#### STATED PROBLEM:
Every line of the material is to be quoted verbatim, minus the pictures.
[Start of THE INPUT]
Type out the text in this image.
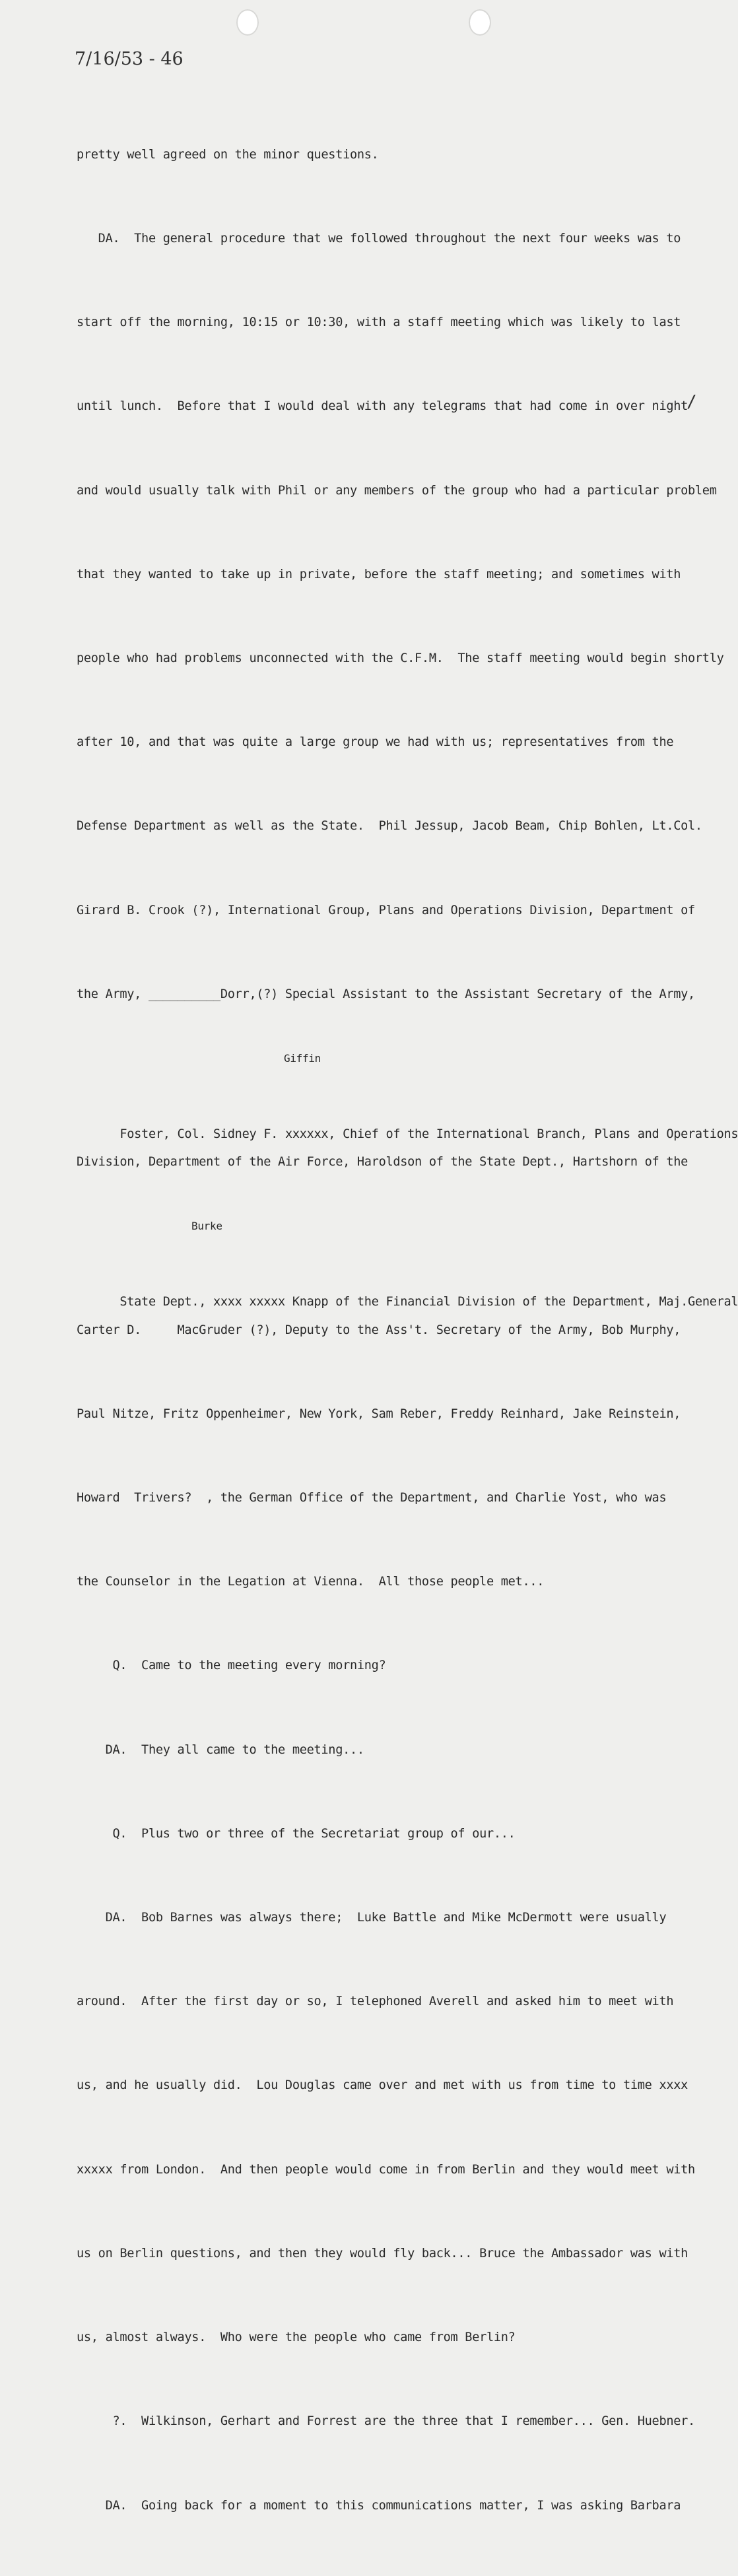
7/16/53 - 46

pretty well agreed on the minor questions.

DA.  The general procedure that we followed throughout the next four weeks was to

start off the morning, 10:15 or 10:30, with a staff meeting which was likely to last

until lunch.  Before that I would deal with any telegrams that had come in over night

and would usually talk with Phil or any members of the group who had a particular problem

that they wanted to take up in private, before the staff meeting; and sometimes with

people who had problems unconnected with the C.F.M.  The staff meeting would begin shortly

after 10, and that was quite a large group we had with us; representatives from the

Defense Department as well as the State.  Phil Jessup, Jacob Beam, Chip Bohlen, Lt.Col.

Girard B. Crook (?), International Group, Plans and Operations Division, Department of

the Army, __________Dorr,(?) Special Assistant to the Assistant Secretary of the Army,

Giffin

Foster, Col. Sidney F. xxxxxx, Chief of the International Branch, Plans and Operations

Division, Department of the Air Force, Haroldson of the State Dept., Hartshorn of the

Burke

State Dept., xxxx xxxxx Knapp of the Financial Division of the Department, Maj.General

Carter D.     MacGruder (?), Deputy to the Ass't. Secretary of the Army, Bob Murphy,

Paul Nitze, Fritz Oppenheimer, New York, Sam Reber, Freddy Reinhard, Jake Reinstein,

Howard  Trivers?  , the German Office of the Department, and Charlie Yost, who was

the Counselor in the Legation at Vienna.  All those people met...

Q.  Came to the meeting every morning?

DA.  They all came to the meeting...

Q.  Plus two or three of the Secretariat group of our...

DA.  Bob Barnes was always there;  Luke Battle and Mike McDermott were usually

around.  After the first day or so, I telephoned Averell and asked him to meet with

us, and he usually did.  Lou Douglas came over and met with us from time to time xxxx

xxxxx from London.  And then people would come in from Berlin and they would meet with

us on Berlin questions, and then they would fly back... Bruce the Ambassador was with

us, almost always.  Who were the people who came from Berlin?

?.  Wilkinson, Gerhart and Forrest are the three that I remember... Gen. Huebner.

DA.  Going back for a moment to this communications matter, I was asking Barbara

/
[End of THE INPUT]
#### IN RESPONSE:
Type out the text in this image.
7/16/53 - 46

pretty well agreed on the minor questions.

DA.  The general procedure that we followed throughout the next four weeks was to

start off the morning, 10:15 or 10:30, with a staff meeting which was likely to last

until lunch.  Before that I would deal with any telegrams that had come in over night

and would usually talk with Phil or any members of the group who had a particular problem

that they wanted to take up in private, before the staff meeting; and sometimes with

people who had problems unconnected with the C.F.M.  The staff meeting would begin shortly

after 10, and that was quite a large group we had with us; representatives from the

Defense Department as well as the State.  Phil Jessup, Jacob Beam, Chip Bohlen, Lt.Col.

Girard B. Crook (?), International Group, Plans and Operations Division, Department of

the Army, __________Dorr,(?) Special Assistant to the Assistant Secretary of the Army,

Giffin

Foster, Col. Sidney F. xxxxxx, Chief of the International Branch, Plans and Operations

Division, Department of the Air Force, Haroldson of the State Dept., Hartshorn of the

Burke

State Dept., xxxx xxxxx Knapp of the Financial Division of the Department, Maj.General

Carter D.     MacGruder (?), Deputy to the Ass't. Secretary of the Army, Bob Murphy,

Paul Nitze, Fritz Oppenheimer, New York, Sam Reber, Freddy Reinhard, Jake Reinstein,

Howard  Trivers?  , the German Office of the Department, and Charlie Yost, who was

the Counselor in the Legation at Vienna.  All those people met...

Q.  Came to the meeting every morning?

DA.  They all came to the meeting...

Q.  Plus two or three of the Secretariat group of our...

DA.  Bob Barnes was always there;  Luke Battle and Mike McDermott were usually

around.  After the first day or so, I telephoned Averell and asked him to meet with

us, and he usually did.  Lou Douglas came over and met with us from time to time xxxx

xxxxx from London.  And then people would come in from Berlin and they would meet with

us on Berlin questions, and then they would fly back... Bruce the Ambassador was with

us, almost always.  Who were the people who came from Berlin?

?.  Wilkinson, Gerhart and Forrest are the three that I remember... Gen. Huebner.

DA.  Going back for a moment to this communications matter, I was asking Barbara

/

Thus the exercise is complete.